** START Dataset rows **

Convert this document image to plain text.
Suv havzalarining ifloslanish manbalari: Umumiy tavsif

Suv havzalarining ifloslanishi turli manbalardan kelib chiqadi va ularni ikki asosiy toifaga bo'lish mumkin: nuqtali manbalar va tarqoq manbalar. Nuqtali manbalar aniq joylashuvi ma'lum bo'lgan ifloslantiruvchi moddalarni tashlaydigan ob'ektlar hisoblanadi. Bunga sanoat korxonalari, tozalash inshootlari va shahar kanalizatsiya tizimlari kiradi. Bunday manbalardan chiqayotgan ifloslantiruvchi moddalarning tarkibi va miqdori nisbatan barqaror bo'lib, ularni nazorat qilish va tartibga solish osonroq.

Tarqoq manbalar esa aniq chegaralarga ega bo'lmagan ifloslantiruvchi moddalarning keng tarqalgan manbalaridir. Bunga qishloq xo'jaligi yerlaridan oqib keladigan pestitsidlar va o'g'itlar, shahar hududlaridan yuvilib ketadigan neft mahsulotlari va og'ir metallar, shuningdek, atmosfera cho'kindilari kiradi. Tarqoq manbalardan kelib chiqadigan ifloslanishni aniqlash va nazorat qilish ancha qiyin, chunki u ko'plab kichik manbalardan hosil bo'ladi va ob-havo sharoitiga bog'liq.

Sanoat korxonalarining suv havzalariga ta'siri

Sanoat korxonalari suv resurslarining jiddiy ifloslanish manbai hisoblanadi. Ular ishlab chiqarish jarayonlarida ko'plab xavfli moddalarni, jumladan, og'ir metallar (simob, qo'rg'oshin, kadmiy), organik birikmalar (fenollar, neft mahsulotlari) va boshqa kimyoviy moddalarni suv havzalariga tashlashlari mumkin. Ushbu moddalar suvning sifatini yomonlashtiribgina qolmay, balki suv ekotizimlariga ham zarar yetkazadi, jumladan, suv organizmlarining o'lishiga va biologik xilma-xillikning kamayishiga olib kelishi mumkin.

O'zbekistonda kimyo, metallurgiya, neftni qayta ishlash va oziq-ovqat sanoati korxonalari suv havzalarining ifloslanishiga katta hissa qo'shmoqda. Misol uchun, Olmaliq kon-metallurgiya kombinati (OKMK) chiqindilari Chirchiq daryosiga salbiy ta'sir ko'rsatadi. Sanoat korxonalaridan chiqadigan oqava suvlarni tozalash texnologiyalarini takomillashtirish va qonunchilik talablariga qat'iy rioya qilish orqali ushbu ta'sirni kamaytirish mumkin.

** END Dataset rows **

◆ Problem to work on ◆
Locate the lines above that hold the word "aniq". Show every one of them.

◆ Written response ◆
Suv havzalarining ifloslanishi turli manbalardan kelib chiqadi va ularni ikki asosiy toifaga bo'lish mumkin: nuqtali manbalar va tarqoq manbalar. Nuqtali manbalar aniq joylashuvi ma'lum bo'lgan ifloslantiruvchi moddalarni tashlaydigan ob'ektlar hisoblanadi. Bunga sanoat korxonalari, tozalash inshootlari va shahar kanalizatsiya tizimlari kiradi. Bunday manbalardan chiqayotgan ifloslantiruvchi moddalarning tarkibi va miqdori nisbatan barqaror bo'lib, ularni nazorat qilish va tartibga solish osonroq.
Tarqoq manbalar esa aniq chegaralarga ega bo'lmagan ifloslantiruvchi moddalarning keng tarqalgan manbalaridir. Bunga qishloq xo'jaligi yerlaridan oqib keladigan pestitsidlar va o'g'itlar, shahar hududlaridan yuvilib ketadigan neft mahsulotlari va og'ir metallar, shuningdek, atmosfera cho'kindilari kiradi. Tarqoq manbalardan kelib chiqadigan ifloslanishni aniqlash va nazorat qilish ancha qiyin, chunki u ko'plab kichik manbalardan hosil bo'ladi va ob-havo sharoitiga bog'liq.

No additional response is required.